Exercise directions:
Please copy every line of the records below that holds the word "достаточно".
### Data shown ###
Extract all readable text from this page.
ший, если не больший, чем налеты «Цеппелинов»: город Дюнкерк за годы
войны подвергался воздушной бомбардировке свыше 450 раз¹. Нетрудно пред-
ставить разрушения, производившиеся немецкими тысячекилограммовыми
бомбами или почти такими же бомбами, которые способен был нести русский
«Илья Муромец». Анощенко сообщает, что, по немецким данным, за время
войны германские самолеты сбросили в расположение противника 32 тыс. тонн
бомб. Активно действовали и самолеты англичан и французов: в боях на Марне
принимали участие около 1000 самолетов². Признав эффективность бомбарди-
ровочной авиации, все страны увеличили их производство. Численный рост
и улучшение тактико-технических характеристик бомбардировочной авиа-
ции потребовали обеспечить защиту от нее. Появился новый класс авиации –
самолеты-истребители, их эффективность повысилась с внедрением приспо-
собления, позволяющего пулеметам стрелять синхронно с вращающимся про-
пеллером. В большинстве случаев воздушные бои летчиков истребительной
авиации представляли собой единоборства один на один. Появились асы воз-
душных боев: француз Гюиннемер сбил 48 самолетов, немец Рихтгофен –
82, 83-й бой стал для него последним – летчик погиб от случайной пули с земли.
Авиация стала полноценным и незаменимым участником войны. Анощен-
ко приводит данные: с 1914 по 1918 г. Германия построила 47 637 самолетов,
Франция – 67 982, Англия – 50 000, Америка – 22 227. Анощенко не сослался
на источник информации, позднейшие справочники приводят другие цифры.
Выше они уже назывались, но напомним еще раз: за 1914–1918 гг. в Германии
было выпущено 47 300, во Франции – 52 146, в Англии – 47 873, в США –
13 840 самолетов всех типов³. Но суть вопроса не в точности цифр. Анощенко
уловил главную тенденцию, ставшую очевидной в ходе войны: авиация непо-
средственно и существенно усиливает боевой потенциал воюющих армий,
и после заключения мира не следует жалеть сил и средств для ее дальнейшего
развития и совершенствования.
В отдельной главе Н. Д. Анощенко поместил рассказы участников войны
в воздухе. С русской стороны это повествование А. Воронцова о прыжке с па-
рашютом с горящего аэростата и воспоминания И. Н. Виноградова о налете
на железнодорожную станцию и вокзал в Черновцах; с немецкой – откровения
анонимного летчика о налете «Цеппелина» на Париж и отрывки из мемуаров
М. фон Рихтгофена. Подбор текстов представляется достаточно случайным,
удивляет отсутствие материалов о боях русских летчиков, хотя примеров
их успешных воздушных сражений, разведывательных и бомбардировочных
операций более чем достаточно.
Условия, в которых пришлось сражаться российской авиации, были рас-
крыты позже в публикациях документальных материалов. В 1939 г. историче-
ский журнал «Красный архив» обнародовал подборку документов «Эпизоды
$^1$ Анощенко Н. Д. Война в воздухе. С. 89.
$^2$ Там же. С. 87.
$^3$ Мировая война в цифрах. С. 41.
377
###
Solution for this exercise:
М. фон Рихтгофена. Подбор текстов представляется достаточно случайным,
операций более чем достаточно.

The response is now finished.